**PROBLEM DESCRIPTION**
List all lines of the data that include the string "Green".

**INPUT ROWS**
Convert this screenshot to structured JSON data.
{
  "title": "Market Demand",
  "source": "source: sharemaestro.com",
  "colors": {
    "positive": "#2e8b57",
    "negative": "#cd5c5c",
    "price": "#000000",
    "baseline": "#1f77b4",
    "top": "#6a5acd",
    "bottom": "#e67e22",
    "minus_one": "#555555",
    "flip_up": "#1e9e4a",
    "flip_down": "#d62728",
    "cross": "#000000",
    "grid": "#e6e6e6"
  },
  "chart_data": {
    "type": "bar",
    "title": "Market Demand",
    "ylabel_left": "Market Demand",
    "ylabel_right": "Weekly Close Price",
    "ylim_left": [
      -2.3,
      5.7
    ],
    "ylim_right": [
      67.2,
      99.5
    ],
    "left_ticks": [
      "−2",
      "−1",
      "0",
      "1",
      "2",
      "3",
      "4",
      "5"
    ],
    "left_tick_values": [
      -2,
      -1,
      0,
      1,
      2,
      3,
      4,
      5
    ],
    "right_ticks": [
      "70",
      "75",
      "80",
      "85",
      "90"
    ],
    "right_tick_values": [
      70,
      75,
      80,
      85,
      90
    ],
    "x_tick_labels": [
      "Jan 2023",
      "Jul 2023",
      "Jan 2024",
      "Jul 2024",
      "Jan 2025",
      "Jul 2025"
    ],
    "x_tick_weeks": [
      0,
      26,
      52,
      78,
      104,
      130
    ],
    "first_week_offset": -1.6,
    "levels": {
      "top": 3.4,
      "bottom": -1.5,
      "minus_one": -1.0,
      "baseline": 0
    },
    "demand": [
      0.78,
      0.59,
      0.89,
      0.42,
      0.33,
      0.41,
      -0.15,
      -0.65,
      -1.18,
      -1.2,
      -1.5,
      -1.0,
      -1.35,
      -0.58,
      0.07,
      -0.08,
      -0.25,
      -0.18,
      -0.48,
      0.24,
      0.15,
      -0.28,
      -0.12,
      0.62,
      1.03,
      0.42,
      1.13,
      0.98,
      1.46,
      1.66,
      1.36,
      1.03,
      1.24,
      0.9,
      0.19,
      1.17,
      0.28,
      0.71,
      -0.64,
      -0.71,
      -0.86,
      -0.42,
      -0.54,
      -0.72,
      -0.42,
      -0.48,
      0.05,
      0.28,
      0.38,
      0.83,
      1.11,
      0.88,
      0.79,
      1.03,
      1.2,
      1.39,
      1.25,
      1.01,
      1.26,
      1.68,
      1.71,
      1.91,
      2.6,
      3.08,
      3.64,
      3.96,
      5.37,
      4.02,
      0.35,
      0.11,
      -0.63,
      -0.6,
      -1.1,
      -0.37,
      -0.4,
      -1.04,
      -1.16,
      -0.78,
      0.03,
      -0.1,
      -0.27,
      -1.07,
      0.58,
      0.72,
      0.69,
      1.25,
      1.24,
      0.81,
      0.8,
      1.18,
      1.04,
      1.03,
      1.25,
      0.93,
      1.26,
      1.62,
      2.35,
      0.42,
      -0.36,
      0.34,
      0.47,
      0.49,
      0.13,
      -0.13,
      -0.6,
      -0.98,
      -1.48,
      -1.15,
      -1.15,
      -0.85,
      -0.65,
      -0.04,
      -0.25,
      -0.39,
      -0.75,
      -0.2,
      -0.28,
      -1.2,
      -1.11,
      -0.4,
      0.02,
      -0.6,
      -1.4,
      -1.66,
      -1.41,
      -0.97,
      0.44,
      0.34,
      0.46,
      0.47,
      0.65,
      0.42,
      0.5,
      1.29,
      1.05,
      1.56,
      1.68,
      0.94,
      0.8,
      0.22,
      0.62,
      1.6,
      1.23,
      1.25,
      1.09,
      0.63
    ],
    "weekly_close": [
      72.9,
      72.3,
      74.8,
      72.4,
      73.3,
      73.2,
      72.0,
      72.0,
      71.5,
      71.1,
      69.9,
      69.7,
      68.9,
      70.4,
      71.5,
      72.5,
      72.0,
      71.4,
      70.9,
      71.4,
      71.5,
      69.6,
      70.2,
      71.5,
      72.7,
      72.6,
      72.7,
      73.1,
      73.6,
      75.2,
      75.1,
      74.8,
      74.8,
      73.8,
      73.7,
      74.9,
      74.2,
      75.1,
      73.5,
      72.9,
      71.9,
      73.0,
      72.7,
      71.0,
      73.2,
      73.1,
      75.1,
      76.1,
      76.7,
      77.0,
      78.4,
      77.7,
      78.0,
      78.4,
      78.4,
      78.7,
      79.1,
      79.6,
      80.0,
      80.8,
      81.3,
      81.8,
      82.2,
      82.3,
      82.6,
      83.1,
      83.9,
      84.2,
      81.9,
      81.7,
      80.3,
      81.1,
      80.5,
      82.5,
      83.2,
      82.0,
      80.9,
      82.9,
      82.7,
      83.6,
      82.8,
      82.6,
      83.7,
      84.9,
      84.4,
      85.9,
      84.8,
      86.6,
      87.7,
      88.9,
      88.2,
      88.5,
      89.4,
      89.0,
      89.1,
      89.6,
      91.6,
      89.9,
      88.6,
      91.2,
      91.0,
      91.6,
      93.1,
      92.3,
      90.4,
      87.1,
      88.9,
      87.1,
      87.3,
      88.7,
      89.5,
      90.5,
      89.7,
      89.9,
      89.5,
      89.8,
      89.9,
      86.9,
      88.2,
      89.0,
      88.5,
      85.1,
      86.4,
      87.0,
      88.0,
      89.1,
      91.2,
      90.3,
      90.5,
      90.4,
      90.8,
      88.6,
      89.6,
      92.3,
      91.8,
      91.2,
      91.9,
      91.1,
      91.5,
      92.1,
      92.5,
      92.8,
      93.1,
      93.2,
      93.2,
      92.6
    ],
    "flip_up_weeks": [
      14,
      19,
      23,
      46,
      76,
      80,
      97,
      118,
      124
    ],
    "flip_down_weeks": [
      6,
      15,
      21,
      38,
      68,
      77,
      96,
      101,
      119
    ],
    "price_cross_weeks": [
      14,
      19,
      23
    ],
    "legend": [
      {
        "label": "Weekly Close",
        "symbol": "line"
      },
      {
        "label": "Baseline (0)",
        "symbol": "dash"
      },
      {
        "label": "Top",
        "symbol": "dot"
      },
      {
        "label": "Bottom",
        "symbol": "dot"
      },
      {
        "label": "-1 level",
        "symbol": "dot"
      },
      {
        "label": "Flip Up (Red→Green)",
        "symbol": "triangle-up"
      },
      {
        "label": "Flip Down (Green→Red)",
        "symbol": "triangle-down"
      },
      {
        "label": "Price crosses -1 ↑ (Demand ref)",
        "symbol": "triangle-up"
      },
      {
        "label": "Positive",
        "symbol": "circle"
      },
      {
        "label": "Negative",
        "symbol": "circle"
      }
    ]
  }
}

**WORKED ANSWER**
        "label": "Flip Up (Red→Green)",
        "label": "Flip Down (Green→Red)",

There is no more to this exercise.